======== Extracted entries ========

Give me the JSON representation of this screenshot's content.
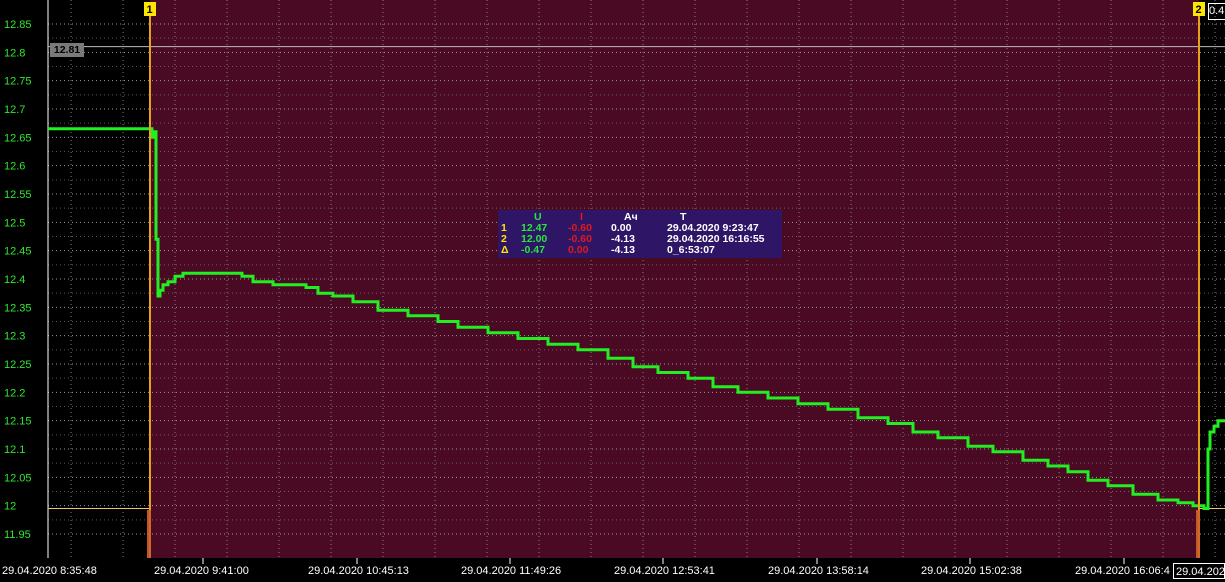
{
  "chart_data": {
    "type": "line",
    "ylim": [
      11.92,
      12.87
    ],
    "y_ticks": [
      12.85,
      12.8,
      12.75,
      12.7,
      12.65,
      12.6,
      12.55,
      12.5,
      12.45,
      12.4,
      12.35,
      12.3,
      12.25,
      12.2,
      12.15,
      12.1,
      12.05,
      12,
      11.95
    ],
    "y_tick_labels": [
      "12.85",
      "12.8",
      "12.75",
      "12.7",
      "12.65",
      "12.6",
      "12.55",
      "12.5",
      "12.45",
      "12.4",
      "12.35",
      "12.3",
      "12.25",
      "12.2",
      "12.15",
      "12.1",
      "12.05",
      "12",
      "11.95"
    ],
    "x_tick_labels": [
      "29.04.2020 8:35:48",
      "29.04.2020 9:41:00",
      "29.04.2020 10:45:13",
      "29.04.2020 11:49:26",
      "29.04.2020 12:53:41",
      "29.04.2020 13:58:14",
      "29.04.2020 15:02:38",
      "29.04.2020 16:06:4"
    ],
    "grid": true,
    "cursor_price": "12.81",
    "cursor_value": 12.81,
    "level_line_value": 11.995,
    "series": [
      {
        "values": [
          [
            0,
            12.665
          ],
          [
            0.102,
            12.665
          ],
          [
            0.104,
            12.65
          ],
          [
            0.106,
            12.66
          ],
          [
            0.108,
            12.47
          ],
          [
            0.11,
            12.37
          ],
          [
            0.112,
            12.38
          ],
          [
            0.115,
            12.39
          ],
          [
            0.12,
            12.395
          ],
          [
            0.127,
            12.405
          ],
          [
            0.135,
            12.41
          ],
          [
            0.162,
            12.41
          ],
          [
            0.186,
            12.41
          ],
          [
            0.194,
            12.405
          ],
          [
            0.205,
            12.395
          ],
          [
            0.225,
            12.39
          ],
          [
            0.258,
            12.385
          ],
          [
            0.27,
            12.375
          ],
          [
            0.285,
            12.37
          ],
          [
            0.305,
            12.36
          ],
          [
            0.33,
            12.345
          ],
          [
            0.36,
            12.335
          ],
          [
            0.39,
            12.325
          ],
          [
            0.41,
            12.315
          ],
          [
            0.44,
            12.305
          ],
          [
            0.47,
            12.295
          ],
          [
            0.5,
            12.285
          ],
          [
            0.53,
            12.275
          ],
          [
            0.56,
            12.26
          ],
          [
            0.585,
            12.245
          ],
          [
            0.61,
            12.235
          ],
          [
            0.64,
            12.225
          ],
          [
            0.665,
            12.21
          ],
          [
            0.69,
            12.2
          ],
          [
            0.72,
            12.19
          ],
          [
            0.75,
            12.18
          ],
          [
            0.78,
            12.17
          ],
          [
            0.81,
            12.155
          ],
          [
            0.84,
            12.145
          ],
          [
            0.865,
            12.13
          ],
          [
            0.89,
            12.12
          ],
          [
            0.92,
            12.105
          ],
          [
            0.945,
            12.095
          ],
          [
            0.975,
            12.08
          ],
          [
            1.0,
            12.07
          ],
          [
            1.02,
            12.06
          ],
          [
            1.04,
            12.045
          ],
          [
            1.06,
            12.035
          ],
          [
            1.085,
            12.02
          ],
          [
            1.11,
            12.01
          ],
          [
            1.13,
            12.005
          ],
          [
            1.145,
            12.0
          ],
          [
            1.156,
            11.995
          ],
          [
            1.16,
            12.1
          ],
          [
            1.162,
            12.13
          ],
          [
            1.166,
            12.14
          ],
          [
            1.17,
            12.15
          ],
          [
            1.18,
            12.155
          ],
          [
            1.195,
            12.16
          ],
          [
            1.21,
            12.17
          ],
          [
            1.22,
            12.175
          ],
          [
            1.24,
            12.18
          ],
          [
            1.27,
            12.185
          ],
          [
            1.285,
            12.19
          ]
        ]
      }
    ]
  },
  "markers": [
    {
      "label": "1",
      "x_frac": 0.102
    },
    {
      "label": "2",
      "x_frac": 1.151
    }
  ],
  "info_table": {
    "headers": {
      "u": "U",
      "i": "I",
      "ah": "Ач",
      "t": "T"
    },
    "rows": [
      {
        "key": "1",
        "u": "12.47",
        "i": "-0.60",
        "ah": "0.00",
        "t": "29.04.2020 9:23:47"
      },
      {
        "key": "2",
        "u": "12.00",
        "i": "-0.60",
        "ah": "-4.13",
        "t": "29.04.2020 16:16:55"
      },
      {
        "key": "Δ",
        "u": "-0.47",
        "i": "0.00",
        "ah": "-4.13",
        "t": "0_6:53:07"
      }
    ]
  },
  "corner_top_right": "0.4",
  "corner_bottom_right": "29.04.202",
  "colors": {
    "selection_bg": "#4a0a24",
    "series": "#22ee22",
    "marker": "#e8a21a",
    "marker_label_bg": "#ffe600",
    "grid": "#9a9a9a",
    "level_line": "#e8c870"
  }
}
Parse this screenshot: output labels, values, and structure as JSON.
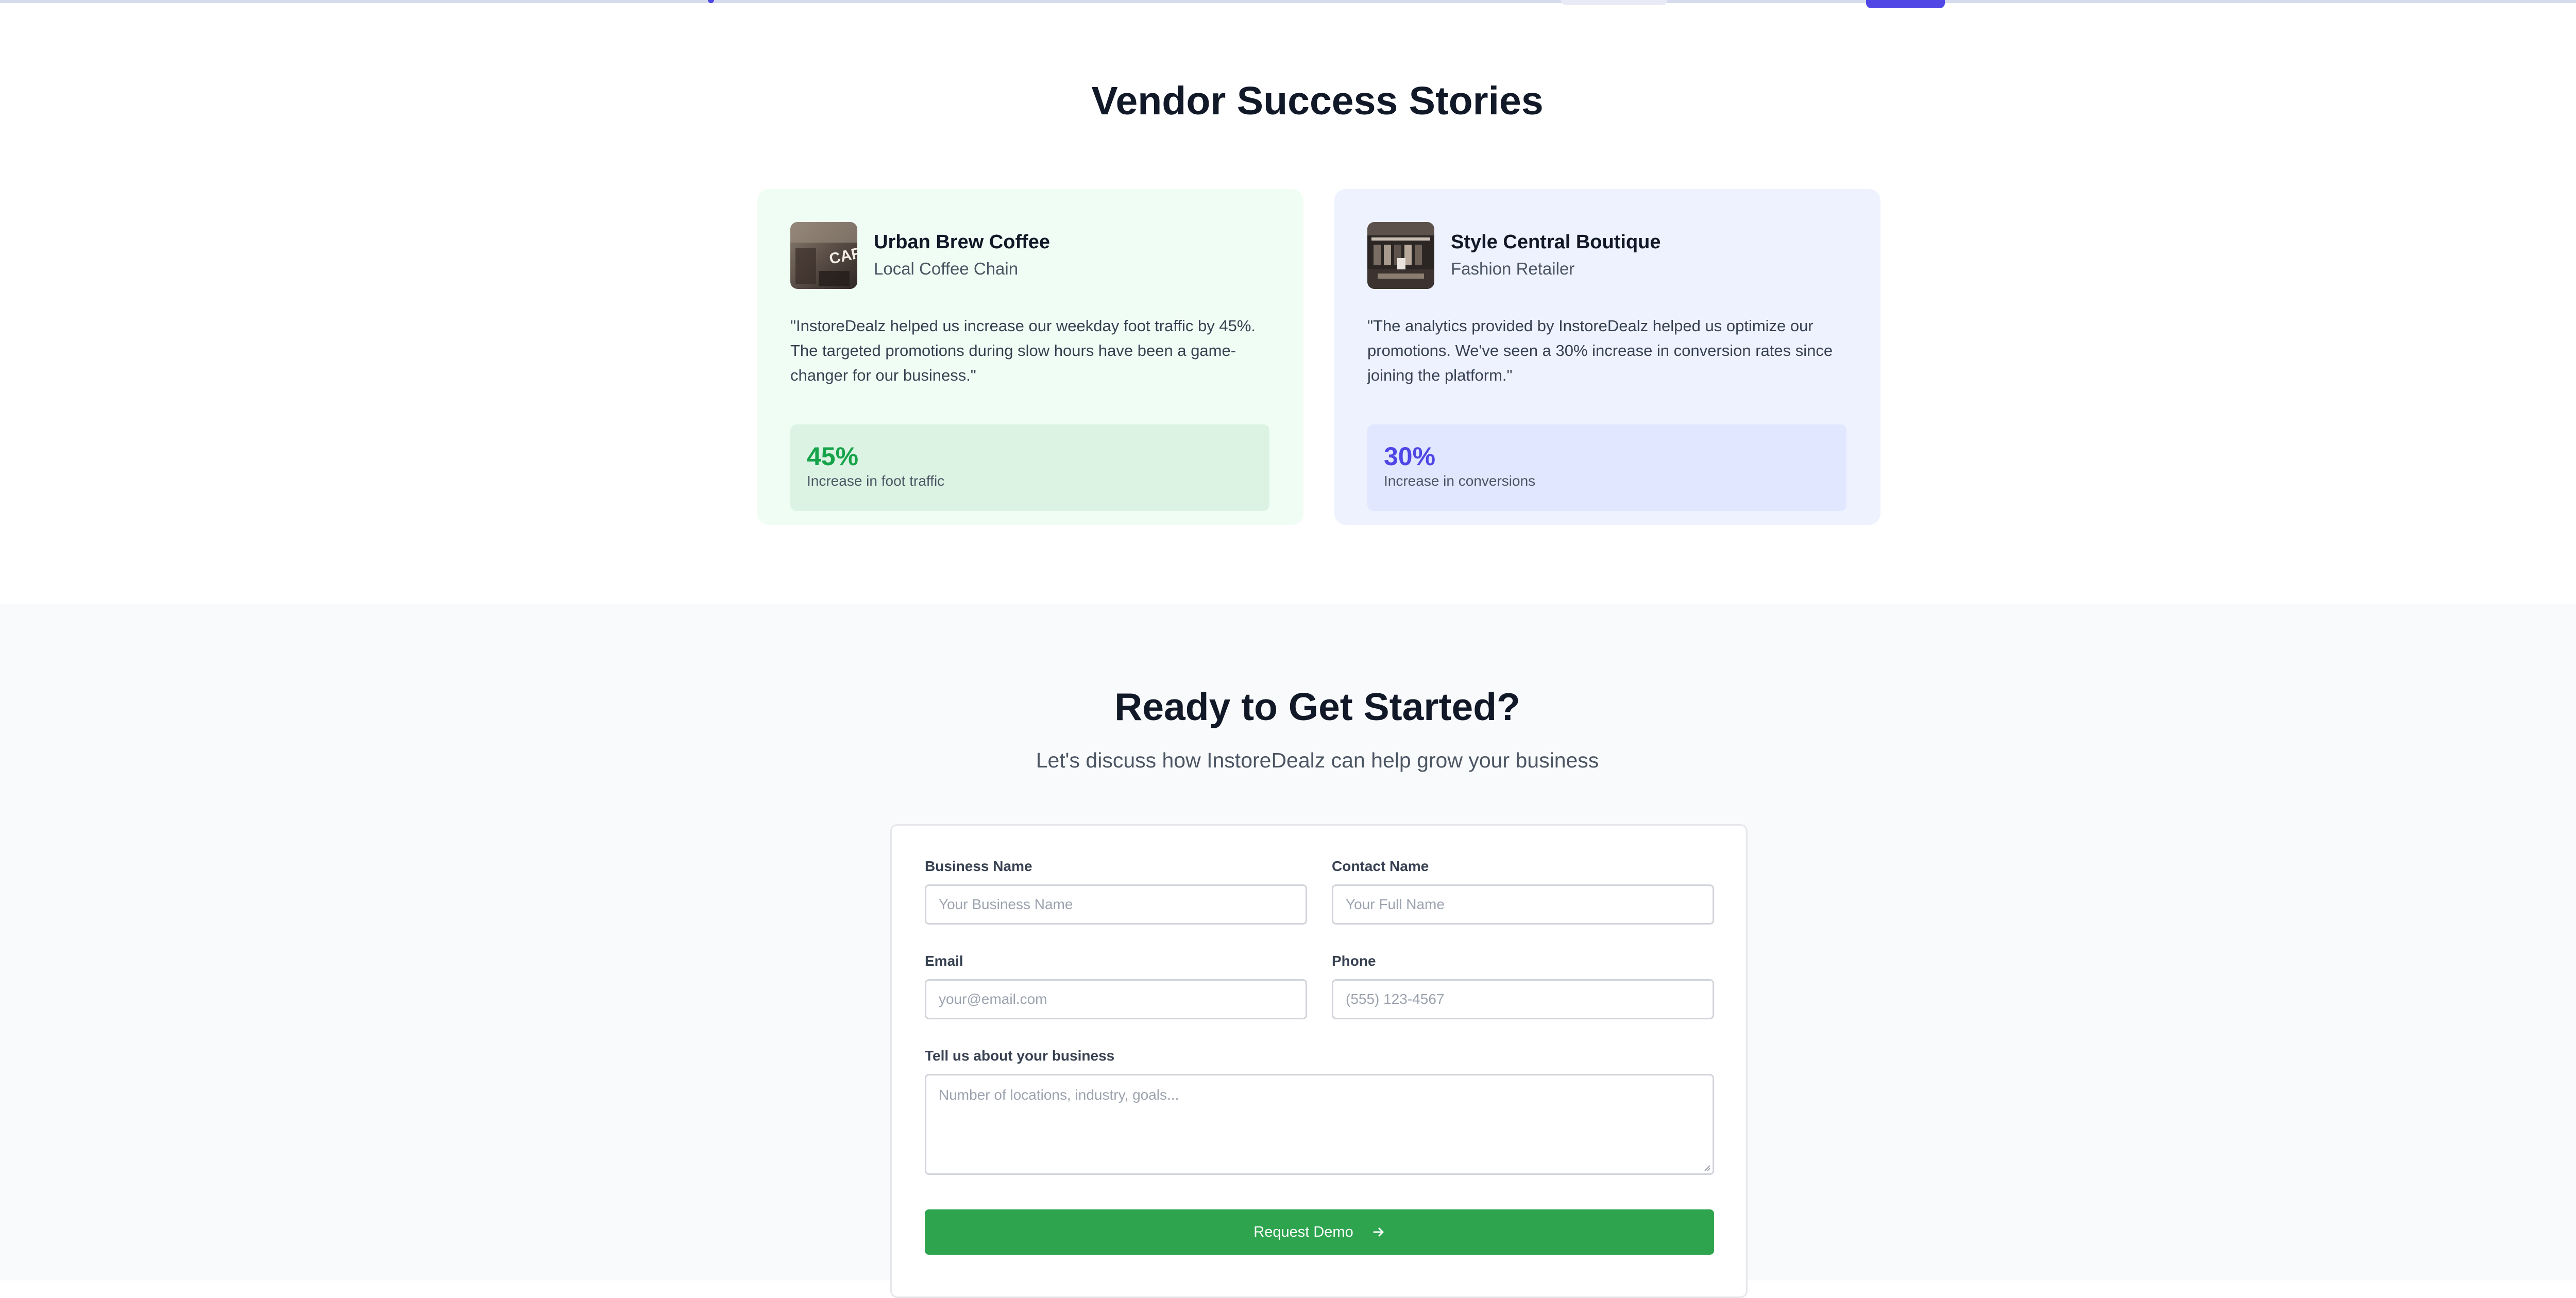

========

__Exercise goal__: Every line containing the string "values" must be listed.

__Correct response__:
        "values": [
Parse this screenshot: output labels, values, and structure as JSON.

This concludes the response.